| PROBLEM DESCRIPTION |
Report how many lines contain "Glint", with no other words.

::::

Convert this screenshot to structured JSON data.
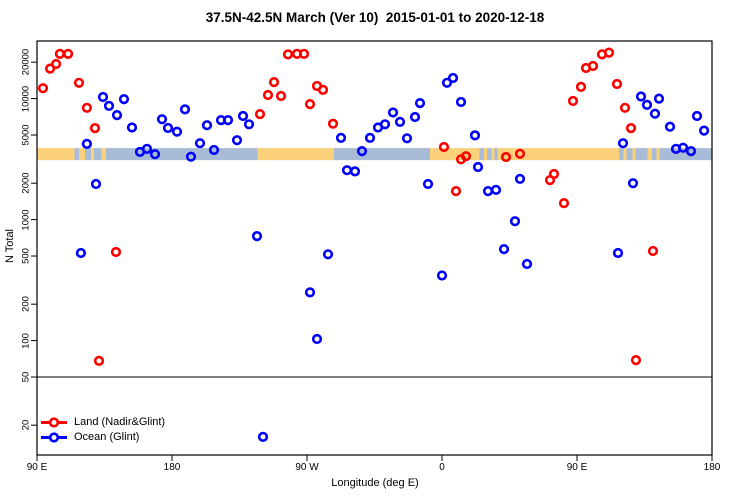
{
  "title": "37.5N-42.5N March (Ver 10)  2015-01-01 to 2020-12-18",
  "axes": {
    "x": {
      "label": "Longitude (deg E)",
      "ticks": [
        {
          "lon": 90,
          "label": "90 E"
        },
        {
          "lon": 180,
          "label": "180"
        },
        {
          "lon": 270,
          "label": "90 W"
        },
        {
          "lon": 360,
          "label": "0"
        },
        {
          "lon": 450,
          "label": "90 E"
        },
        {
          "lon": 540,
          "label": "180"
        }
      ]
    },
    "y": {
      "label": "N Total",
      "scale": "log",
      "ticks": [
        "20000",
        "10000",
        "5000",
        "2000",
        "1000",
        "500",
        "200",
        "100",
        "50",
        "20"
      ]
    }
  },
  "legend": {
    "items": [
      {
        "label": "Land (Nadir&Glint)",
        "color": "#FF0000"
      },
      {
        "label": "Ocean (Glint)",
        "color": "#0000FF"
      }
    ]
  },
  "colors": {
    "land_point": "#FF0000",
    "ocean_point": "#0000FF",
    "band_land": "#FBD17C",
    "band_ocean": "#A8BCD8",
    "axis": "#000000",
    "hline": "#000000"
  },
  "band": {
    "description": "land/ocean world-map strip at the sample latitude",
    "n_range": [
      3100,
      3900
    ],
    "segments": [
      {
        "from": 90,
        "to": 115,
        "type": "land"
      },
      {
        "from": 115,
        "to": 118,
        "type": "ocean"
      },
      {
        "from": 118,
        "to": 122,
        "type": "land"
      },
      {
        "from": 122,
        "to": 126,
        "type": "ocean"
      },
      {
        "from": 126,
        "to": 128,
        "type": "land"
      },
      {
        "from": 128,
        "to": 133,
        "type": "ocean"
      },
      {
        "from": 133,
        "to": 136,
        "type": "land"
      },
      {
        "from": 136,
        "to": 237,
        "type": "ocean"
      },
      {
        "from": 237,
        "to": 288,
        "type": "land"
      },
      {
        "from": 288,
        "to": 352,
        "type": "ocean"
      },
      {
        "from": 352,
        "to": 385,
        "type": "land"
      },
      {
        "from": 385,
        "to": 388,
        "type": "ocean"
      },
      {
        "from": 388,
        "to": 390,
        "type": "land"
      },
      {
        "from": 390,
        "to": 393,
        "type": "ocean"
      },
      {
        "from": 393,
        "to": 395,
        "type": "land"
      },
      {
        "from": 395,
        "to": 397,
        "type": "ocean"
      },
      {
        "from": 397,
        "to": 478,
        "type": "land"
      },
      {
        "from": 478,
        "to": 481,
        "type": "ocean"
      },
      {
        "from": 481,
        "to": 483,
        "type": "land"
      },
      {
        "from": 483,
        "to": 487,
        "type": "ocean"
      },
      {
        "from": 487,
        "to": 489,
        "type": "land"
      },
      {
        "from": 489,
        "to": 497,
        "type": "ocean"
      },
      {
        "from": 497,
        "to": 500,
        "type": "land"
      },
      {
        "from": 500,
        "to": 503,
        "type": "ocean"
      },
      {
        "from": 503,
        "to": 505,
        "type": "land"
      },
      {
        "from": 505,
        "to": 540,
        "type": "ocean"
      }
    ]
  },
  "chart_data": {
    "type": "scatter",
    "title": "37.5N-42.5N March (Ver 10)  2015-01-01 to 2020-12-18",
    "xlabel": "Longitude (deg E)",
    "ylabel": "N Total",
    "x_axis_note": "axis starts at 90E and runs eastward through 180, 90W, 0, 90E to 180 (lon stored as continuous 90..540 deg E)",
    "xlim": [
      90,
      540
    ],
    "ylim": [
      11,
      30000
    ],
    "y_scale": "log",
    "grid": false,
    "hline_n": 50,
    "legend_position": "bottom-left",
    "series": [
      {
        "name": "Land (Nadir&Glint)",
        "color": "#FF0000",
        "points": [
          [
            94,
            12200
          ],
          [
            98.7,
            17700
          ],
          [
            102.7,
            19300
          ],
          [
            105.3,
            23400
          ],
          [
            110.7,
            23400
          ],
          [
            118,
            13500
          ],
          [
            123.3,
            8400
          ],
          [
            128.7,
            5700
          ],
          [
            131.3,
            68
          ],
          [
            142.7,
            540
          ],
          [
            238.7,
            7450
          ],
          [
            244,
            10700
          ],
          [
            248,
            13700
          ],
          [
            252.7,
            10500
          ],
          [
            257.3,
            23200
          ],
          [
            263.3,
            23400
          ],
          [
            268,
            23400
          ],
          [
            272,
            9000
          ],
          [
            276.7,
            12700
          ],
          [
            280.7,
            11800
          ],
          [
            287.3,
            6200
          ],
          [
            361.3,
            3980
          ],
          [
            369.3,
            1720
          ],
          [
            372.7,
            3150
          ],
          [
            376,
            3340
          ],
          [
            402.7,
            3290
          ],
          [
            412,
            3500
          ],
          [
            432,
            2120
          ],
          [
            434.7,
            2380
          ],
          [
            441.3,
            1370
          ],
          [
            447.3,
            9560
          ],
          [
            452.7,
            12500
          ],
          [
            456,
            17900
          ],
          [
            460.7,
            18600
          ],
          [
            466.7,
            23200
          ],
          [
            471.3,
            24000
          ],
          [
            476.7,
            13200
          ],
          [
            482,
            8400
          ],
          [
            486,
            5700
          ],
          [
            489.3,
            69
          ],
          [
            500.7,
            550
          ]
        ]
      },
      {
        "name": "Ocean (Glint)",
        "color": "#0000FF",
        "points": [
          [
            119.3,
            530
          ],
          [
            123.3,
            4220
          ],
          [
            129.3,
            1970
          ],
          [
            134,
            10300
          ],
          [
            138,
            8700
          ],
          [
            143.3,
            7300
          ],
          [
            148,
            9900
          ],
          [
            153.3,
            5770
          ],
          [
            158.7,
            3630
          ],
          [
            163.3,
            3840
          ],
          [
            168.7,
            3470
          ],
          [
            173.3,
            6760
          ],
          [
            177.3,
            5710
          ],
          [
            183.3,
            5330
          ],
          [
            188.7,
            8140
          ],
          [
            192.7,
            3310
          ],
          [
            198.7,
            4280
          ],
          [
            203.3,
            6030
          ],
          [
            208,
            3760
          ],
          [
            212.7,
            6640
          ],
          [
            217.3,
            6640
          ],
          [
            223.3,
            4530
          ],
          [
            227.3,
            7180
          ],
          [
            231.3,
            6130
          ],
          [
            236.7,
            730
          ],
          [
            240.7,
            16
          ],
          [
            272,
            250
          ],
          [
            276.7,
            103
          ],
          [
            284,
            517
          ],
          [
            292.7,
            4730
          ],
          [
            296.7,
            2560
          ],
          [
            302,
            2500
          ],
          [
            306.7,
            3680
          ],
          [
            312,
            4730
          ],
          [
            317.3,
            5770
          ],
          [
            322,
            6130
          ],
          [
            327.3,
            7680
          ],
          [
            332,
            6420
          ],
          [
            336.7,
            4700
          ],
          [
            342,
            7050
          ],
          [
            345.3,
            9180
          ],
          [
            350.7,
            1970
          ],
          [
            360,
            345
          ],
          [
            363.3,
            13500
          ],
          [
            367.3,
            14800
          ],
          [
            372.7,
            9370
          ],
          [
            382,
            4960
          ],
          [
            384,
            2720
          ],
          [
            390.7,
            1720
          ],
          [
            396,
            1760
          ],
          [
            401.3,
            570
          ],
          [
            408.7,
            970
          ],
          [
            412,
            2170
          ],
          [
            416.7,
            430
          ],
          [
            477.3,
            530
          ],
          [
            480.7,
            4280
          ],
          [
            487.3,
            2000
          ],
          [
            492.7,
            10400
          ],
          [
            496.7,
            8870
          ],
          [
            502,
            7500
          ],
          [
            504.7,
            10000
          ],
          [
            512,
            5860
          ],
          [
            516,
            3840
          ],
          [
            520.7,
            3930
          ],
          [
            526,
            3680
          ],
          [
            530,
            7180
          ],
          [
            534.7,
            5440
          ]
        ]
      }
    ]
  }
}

::::

| REPLY |
4